=== AIM OF THE EXERCISE ===
Report every line from the material that contains the word "keep".

=== DATASET RECORDS ===
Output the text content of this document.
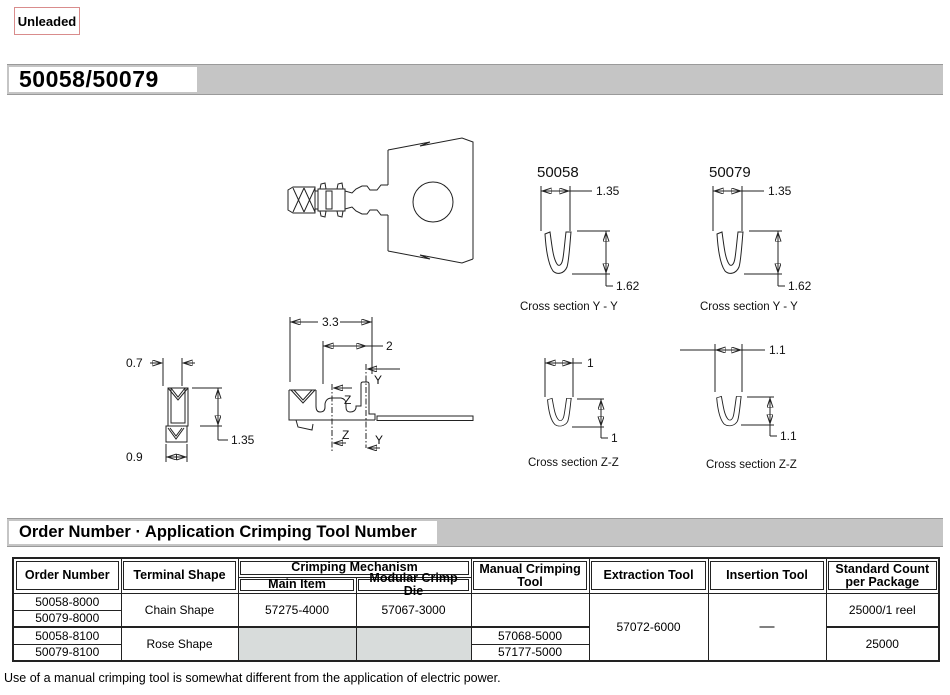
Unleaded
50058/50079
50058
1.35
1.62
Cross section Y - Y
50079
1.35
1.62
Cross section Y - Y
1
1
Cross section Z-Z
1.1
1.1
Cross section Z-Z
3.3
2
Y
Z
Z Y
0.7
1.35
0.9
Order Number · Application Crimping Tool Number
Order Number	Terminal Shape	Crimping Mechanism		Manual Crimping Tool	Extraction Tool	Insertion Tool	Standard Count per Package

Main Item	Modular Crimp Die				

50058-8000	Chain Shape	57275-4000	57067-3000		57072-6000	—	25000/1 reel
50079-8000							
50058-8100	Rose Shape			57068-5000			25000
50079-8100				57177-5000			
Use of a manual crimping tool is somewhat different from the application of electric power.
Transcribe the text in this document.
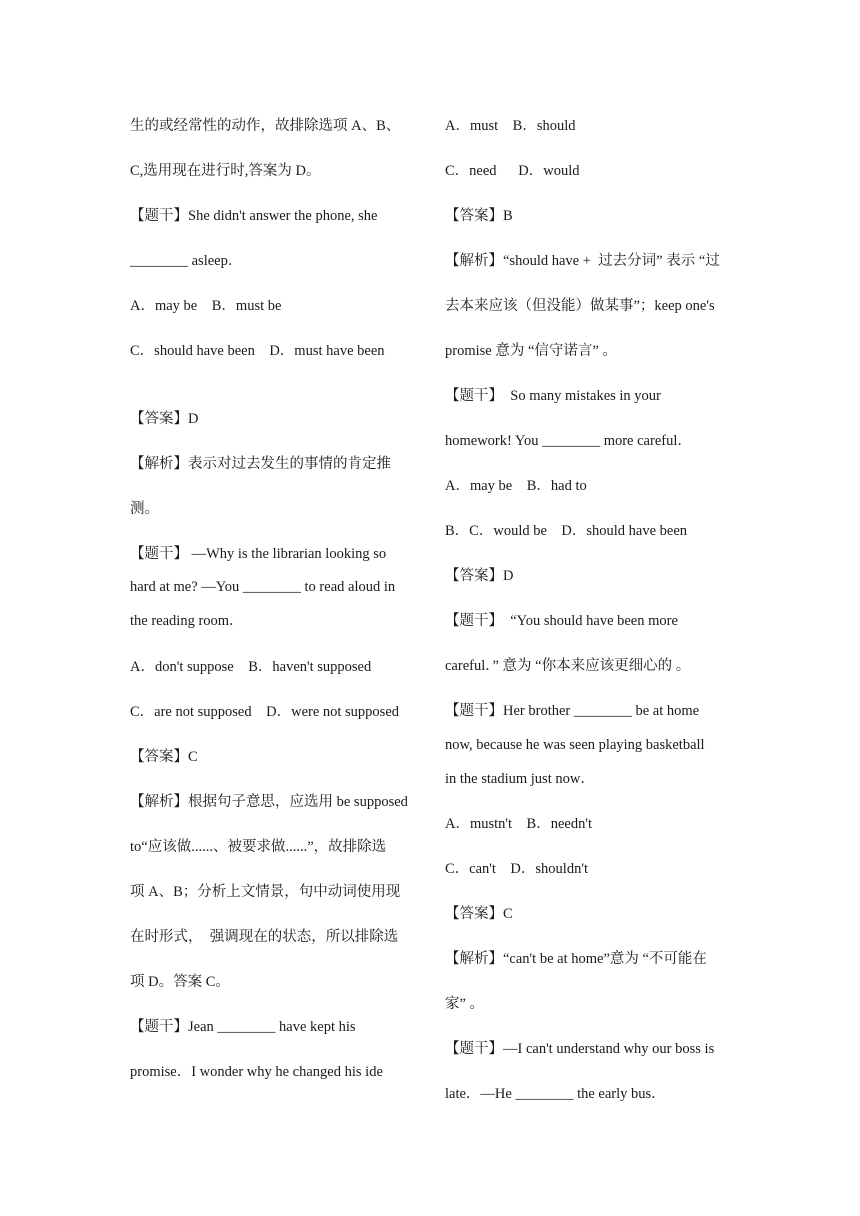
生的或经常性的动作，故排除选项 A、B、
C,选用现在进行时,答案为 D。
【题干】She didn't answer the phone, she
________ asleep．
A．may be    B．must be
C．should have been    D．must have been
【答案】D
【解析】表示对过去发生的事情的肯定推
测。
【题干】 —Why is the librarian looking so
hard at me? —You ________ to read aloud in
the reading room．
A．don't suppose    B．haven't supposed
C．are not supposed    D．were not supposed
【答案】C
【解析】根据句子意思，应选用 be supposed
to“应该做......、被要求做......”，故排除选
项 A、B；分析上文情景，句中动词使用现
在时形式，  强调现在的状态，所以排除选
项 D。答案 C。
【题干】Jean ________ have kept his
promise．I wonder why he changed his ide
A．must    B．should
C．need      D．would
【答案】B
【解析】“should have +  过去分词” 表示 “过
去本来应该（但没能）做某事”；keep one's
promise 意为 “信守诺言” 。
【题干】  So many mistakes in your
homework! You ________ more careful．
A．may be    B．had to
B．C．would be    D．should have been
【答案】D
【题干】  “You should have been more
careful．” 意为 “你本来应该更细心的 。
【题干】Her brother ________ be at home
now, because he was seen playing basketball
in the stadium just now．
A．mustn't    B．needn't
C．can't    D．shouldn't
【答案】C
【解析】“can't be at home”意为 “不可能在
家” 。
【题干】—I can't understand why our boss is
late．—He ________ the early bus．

---

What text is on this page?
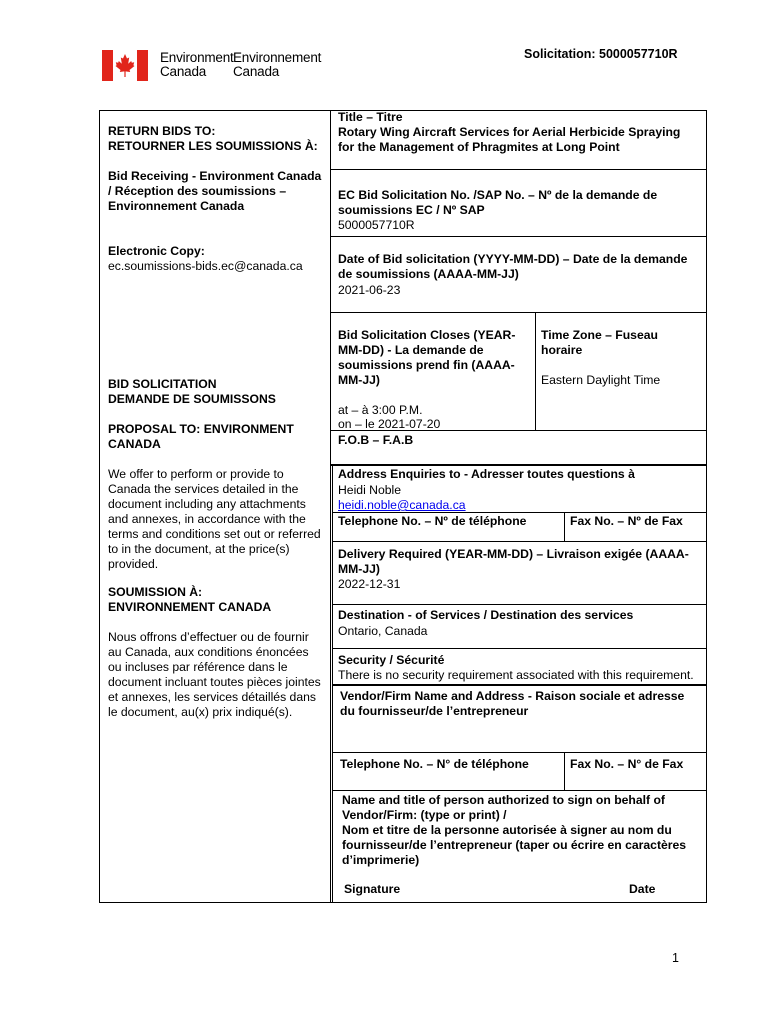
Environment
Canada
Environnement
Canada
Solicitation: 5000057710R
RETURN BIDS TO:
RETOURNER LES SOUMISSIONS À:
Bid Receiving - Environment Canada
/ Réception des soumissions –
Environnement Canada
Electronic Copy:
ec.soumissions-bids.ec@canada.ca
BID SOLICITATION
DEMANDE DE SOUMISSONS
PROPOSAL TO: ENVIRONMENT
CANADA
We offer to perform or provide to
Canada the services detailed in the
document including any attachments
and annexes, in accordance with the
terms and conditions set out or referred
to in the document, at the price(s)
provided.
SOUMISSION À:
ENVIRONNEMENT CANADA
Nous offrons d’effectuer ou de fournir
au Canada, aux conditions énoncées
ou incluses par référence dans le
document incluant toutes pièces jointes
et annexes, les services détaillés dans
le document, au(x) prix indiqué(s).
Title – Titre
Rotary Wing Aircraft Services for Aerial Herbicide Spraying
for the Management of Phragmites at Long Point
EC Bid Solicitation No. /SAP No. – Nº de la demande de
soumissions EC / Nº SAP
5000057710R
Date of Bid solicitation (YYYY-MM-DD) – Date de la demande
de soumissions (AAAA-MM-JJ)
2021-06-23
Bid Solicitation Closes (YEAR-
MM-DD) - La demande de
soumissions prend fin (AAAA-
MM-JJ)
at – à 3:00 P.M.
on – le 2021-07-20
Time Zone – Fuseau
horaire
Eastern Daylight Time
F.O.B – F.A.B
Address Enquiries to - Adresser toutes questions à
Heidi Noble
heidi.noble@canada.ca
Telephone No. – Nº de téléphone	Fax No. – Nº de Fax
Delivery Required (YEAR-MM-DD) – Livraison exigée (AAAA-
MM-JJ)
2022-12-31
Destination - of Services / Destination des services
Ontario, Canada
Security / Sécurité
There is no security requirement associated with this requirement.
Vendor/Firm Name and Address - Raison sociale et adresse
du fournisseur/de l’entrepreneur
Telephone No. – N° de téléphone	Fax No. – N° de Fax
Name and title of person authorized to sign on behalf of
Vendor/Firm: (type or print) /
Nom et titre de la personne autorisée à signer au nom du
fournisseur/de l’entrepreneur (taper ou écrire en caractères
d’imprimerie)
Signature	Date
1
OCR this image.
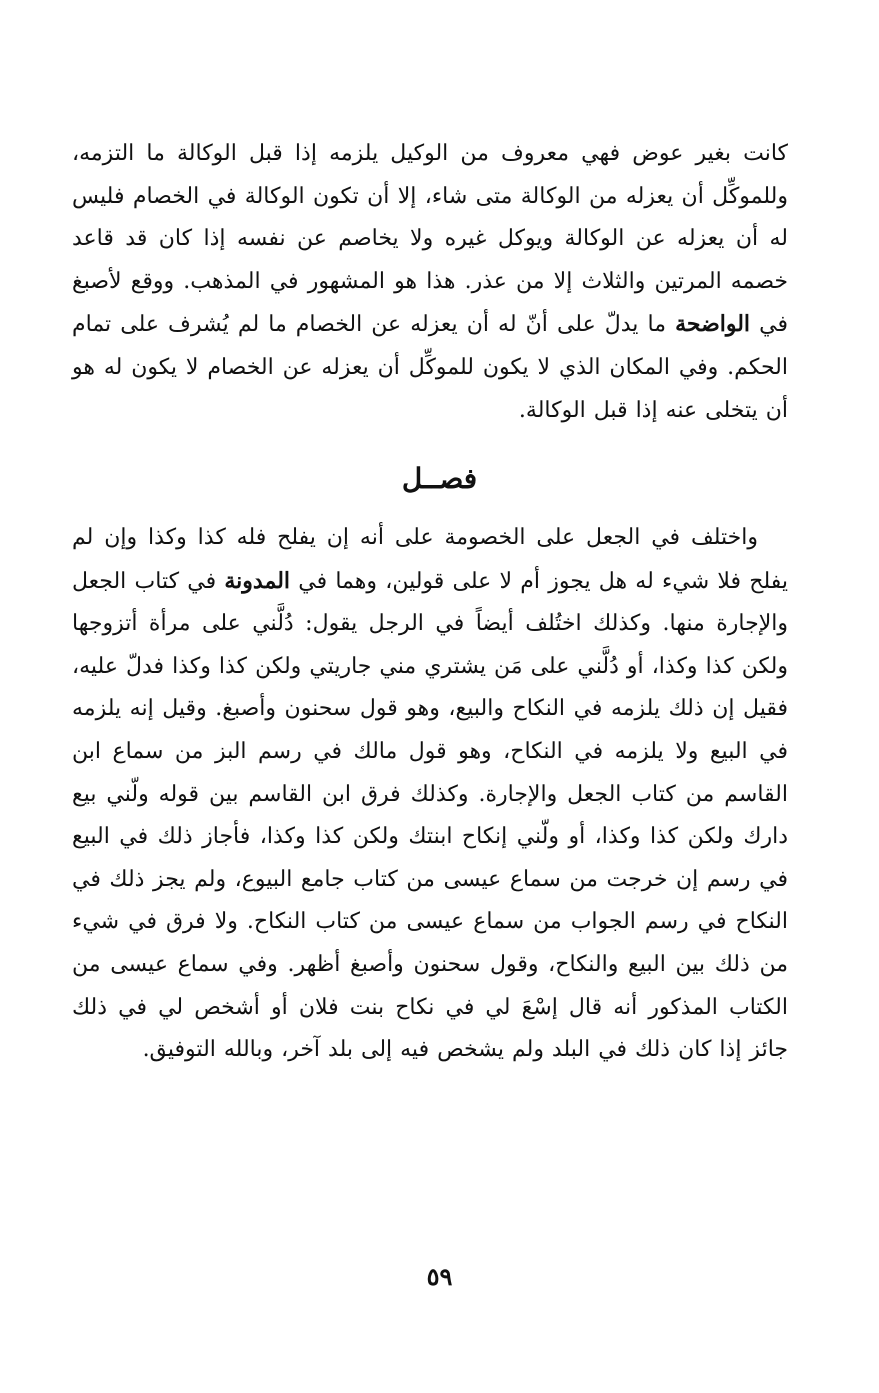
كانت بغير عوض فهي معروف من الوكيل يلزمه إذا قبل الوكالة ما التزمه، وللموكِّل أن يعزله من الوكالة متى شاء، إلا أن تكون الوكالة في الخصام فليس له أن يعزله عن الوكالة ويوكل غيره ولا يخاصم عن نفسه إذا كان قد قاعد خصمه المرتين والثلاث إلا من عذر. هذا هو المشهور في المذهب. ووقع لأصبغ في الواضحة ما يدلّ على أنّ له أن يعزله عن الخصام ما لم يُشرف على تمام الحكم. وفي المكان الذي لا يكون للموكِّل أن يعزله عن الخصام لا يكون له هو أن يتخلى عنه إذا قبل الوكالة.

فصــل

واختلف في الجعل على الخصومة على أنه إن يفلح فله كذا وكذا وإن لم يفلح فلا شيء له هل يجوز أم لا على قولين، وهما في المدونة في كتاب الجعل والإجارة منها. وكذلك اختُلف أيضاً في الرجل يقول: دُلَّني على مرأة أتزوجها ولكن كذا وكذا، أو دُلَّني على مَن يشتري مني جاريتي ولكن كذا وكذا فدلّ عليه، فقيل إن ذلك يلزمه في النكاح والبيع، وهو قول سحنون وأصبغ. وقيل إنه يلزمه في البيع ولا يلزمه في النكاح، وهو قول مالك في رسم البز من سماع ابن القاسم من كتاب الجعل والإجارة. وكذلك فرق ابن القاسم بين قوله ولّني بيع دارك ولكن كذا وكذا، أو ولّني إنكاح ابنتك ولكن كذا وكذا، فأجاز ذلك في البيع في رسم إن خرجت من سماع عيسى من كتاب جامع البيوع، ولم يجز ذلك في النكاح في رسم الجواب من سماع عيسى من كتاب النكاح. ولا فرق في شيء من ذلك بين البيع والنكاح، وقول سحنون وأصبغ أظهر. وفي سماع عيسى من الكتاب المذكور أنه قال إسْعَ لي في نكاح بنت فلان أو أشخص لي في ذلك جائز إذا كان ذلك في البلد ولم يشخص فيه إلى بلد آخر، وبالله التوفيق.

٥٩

...

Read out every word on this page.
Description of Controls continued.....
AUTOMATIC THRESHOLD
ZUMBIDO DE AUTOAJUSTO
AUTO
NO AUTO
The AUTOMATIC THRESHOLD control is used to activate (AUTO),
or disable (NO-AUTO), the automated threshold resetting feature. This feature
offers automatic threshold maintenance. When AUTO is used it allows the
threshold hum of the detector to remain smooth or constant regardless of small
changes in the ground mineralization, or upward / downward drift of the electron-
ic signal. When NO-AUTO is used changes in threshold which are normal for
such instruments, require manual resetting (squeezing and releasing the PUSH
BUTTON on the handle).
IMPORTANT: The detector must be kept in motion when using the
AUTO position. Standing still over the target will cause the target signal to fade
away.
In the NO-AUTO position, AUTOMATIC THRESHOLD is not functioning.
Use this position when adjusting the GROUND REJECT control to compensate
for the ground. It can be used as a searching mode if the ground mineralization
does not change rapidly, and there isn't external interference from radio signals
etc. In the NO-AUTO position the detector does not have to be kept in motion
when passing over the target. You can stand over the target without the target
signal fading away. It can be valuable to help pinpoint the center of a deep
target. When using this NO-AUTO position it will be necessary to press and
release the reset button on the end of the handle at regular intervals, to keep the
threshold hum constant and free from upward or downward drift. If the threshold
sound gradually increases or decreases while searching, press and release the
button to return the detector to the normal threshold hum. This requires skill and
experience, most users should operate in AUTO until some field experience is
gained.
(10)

=== RIGHT ANSWER ===
去本来应该（但没能）做某事”；keep one's
release the reset button on the end of the handle at regular intervals, to keep the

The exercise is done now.